TASK PROMPT:
Extract every line below, verbatim.

DATA PROVIDED:
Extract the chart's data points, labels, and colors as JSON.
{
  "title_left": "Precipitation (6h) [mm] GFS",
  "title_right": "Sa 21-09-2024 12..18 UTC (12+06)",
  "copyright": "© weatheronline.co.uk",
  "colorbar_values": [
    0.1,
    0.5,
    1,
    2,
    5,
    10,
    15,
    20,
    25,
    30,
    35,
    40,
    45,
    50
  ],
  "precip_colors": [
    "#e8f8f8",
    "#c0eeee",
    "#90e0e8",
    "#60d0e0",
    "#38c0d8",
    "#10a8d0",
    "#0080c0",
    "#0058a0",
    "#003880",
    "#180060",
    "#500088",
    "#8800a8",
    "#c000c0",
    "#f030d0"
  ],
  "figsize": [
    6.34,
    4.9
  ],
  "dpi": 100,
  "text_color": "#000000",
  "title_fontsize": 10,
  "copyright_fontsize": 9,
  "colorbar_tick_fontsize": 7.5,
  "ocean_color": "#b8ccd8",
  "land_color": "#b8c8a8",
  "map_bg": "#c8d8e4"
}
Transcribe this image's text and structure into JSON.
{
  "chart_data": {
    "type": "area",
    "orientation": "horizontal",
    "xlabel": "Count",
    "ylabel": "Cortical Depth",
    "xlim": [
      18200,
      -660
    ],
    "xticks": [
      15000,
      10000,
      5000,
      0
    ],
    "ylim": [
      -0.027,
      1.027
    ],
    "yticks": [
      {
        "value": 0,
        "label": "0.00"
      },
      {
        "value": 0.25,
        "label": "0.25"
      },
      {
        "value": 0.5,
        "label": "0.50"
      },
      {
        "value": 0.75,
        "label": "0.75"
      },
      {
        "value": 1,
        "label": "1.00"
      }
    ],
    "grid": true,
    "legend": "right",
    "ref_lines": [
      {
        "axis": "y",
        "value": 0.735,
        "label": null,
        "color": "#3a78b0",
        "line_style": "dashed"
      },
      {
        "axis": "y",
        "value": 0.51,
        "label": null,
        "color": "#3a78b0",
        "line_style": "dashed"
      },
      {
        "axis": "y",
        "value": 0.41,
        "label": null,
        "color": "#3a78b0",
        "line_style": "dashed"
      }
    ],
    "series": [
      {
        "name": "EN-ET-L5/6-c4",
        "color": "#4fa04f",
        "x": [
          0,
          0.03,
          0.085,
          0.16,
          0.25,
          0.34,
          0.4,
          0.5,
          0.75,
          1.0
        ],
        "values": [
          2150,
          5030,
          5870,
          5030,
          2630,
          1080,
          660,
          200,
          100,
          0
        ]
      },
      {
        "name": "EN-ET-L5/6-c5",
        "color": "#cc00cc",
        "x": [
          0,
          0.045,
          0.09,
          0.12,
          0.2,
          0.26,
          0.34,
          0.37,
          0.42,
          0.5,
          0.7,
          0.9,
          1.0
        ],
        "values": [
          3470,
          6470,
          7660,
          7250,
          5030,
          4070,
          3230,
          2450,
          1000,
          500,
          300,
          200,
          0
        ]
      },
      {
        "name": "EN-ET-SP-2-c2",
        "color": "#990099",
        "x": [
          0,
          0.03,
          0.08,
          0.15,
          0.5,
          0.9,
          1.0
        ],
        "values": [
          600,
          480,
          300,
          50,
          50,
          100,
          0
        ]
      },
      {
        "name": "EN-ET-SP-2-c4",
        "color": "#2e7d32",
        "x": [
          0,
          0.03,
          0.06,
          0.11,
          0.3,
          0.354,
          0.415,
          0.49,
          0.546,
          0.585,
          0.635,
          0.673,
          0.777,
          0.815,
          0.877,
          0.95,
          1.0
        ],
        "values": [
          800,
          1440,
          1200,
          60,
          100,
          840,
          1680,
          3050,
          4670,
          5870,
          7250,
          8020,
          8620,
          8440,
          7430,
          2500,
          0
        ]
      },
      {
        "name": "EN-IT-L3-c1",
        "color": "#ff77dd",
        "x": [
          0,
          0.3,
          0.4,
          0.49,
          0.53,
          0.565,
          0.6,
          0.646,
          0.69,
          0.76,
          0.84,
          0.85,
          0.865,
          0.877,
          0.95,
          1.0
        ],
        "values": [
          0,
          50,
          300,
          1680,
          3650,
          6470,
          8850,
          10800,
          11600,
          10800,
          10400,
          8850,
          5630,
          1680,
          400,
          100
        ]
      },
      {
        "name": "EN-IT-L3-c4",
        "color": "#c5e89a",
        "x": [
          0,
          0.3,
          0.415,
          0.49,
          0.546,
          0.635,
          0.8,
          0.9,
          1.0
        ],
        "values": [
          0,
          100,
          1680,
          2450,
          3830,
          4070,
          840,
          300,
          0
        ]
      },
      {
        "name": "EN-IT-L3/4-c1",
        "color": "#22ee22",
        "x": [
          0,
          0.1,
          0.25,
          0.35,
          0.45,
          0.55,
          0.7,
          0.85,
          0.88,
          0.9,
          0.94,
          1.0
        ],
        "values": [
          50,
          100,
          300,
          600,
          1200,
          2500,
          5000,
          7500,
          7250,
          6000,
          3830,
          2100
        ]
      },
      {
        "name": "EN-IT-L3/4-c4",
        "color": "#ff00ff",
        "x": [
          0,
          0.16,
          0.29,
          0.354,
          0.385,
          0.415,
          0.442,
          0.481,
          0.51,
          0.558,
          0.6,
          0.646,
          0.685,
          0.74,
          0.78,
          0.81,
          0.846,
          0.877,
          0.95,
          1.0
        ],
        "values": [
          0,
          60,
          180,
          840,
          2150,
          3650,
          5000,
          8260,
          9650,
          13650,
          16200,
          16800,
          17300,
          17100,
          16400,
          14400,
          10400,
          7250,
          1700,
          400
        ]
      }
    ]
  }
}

WRITTEN RESPONSE:
Extract the chart's data points, labels, and colors as JSON.
{
  "title_left": "Precipitation (6h) [mm] GFS",
  "title_right": "Sa 21-09-2024 12..18 UTC (12+06)",
  "copyright": "© weatheronline.co.uk",
  "colorbar_values": [
    0.1,
    0.5,
    1,
    2,
    5,
    10,
    15,
    20,
    25,
    30,
    35,
    40,
    45,
    50
  ],
  "precip_colors": [
    "#e8f8f8",
    "#c0eeee",
    "#90e0e8",
    "#60d0e0",
    "#38c0d8",
    "#10a8d0",
    "#0080c0",
    "#0058a0",
    "#003880",
    "#180060",
    "#500088",
    "#8800a8",
    "#c000c0",
    "#f030d0"
  ],
  "figsize": [
    6.34,
    4.9
  ],
  "dpi": 100,
  "text_color": "#000000",
  "title_fontsize": 10,
  "copyright_fontsize": 9,
  "colorbar_tick_fontsize": 7.5,
  "ocean_color": "#b8ccd8",
  "land_color": "#b8c8a8",
  "map_bg": "#c8d8e4"
}
Transcribe this image's text and structure into JSON.
{
  "chart_data": {
    "type": "area",
    "orientation": "horizontal",
    "xlabel": "Count",
    "ylabel": "Cortical Depth",
    "xlim": [
      18200,
      -660
    ],
    "xticks": [
      15000,
      10000,
      5000,
      0
    ],
    "ylim": [
      -0.027,
      1.027
    ],
    "yticks": [
      {
        "value": 0,
        "label": "0.00"
      },
      {
        "value": 0.25,
        "label": "0.25"
      },
      {
        "value": 0.5,
        "label": "0.50"
      },
      {
        "value": 0.75,
        "label": "0.75"
      },
      {
        "value": 1,
        "label": "1.00"
      }
    ],
    "grid": true,
    "legend": "right",
    "ref_lines": [
      {
        "axis": "y",
        "value": 0.735,
        "label": null,
        "color": "#3a78b0",
        "line_style": "dashed"
      },
      {
        "axis": "y",
        "value": 0.51,
        "label": null,
        "color": "#3a78b0",
        "line_style": "dashed"
      },
      {
        "axis": "y",
        "value": 0.41,
        "label": null,
        "color": "#3a78b0",
        "line_style": "dashed"
      }
    ],
    "series": [
      {
        "name": "EN-ET-L5/6-c4",
        "color": "#4fa04f",
        "x": [
          0,
          0.03,
          0.085,
          0.16,
          0.25,
          0.34,
          0.4,
          0.5,
          0.75,
          1.0
        ],
        "values": [
          2150,
          5030,
          5870,
          5030,
          2630,
          1080,
          660,
          200,
          100,
          0
        ]
      },
      {
        "name": "EN-ET-L5/6-c5",
        "color": "#cc00cc",
        "x": [
          0,
          0.045,
          0.09,
          0.12,
          0.2,
          0.26,
          0.34,
          0.37,
          0.42,
          0.5,
          0.7,
          0.9,
          1.0
        ],
        "values": [
          3470,
          6470,
          7660,
          7250,
          5030,
          4070,
          3230,
          2450,
          1000,
          500,
          300,
          200,
          0
        ]
      },
      {
        "name": "EN-ET-SP-2-c2",
        "color": "#990099",
        "x": [
          0,
          0.03,
          0.08,
          0.15,
          0.5,
          0.9,
          1.0
        ],
        "values": [
          600,
          480,
          300,
          50,
          50,
          100,
          0
        ]
      },
      {
        "name": "EN-ET-SP-2-c4",
        "color": "#2e7d32",
        "x": [
          0,
          0.03,
          0.06,
          0.11,
          0.3,
          0.354,
          0.415,
          0.49,
          0.546,
          0.585,
          0.635,
          0.673,
          0.777,
          0.815,
          0.877,
          0.95,
          1.0
        ],
        "values": [
          800,
          1440,
          1200,
          60,
          100,
          840,
          1680,
          3050,
          4670,
          5870,
          7250,
          8020,
          8620,
          8440,
          7430,
          2500,
          0
        ]
      },
      {
        "name": "EN-IT-L3-c1",
        "color": "#ff77dd",
        "x": [
          0,
          0.3,
          0.4,
          0.49,
          0.53,
          0.565,
          0.6,
          0.646,
          0.69,
          0.76,
          0.84,
          0.85,
          0.865,
          0.877,
          0.95,
          1.0
        ],
        "values": [
          0,
          50,
          300,
          1680,
          3650,
          6470,
          8850,
          10800,
          11600,
          10800,
          10400,
          8850,
          5630,
          1680,
          400,
          100
        ]
      },
      {
        "name": "EN-IT-L3-c4",
        "color": "#c5e89a",
        "x": [
          0,
          0.3,
          0.415,
          0.49,
          0.546,
          0.635,
          0.8,
          0.9,
          1.0
        ],
        "values": [
          0,
          100,
          1680,
          2450,
          3830,
          4070,
          840,
          300,
          0
        ]
      },
      {
        "name": "EN-IT-L3/4-c1",
        "color": "#22ee22",
        "x": [
          0,
          0.1,
          0.25,
          0.35,
          0.45,
          0.55,
          0.7,
          0.85,
          0.88,
          0.9,
          0.94,
          1.0
        ],
        "values": [
          50,
          100,
          300,
          600,
          1200,
          2500,
          5000,
          7500,
          7250,
          6000,
          3830,
          2100
        ]
      },
      {
        "name": "EN-IT-L3/4-c4",
        "color": "#ff00ff",
        "x": [
          0,
          0.16,
          0.29,
          0.354,
          0.385,
          0.415,
          0.442,
          0.481,
          0.51,
          0.558,
          0.6,
          0.646,
          0.685,
          0.74,
          0.78,
          0.81,
          0.846,
          0.877,
          0.95,
          1.0
        ],
        "values": [
          0,
          60,
          180,
          840,
          2150,
          3650,
          5000,
          8260,
          9650,
          13650,
          16200,
          16800,
          17300,
          17100,
          16400,
          14400,
          10400,
          7250,
          1700,
          400
        ]
      }
    ]
  }
}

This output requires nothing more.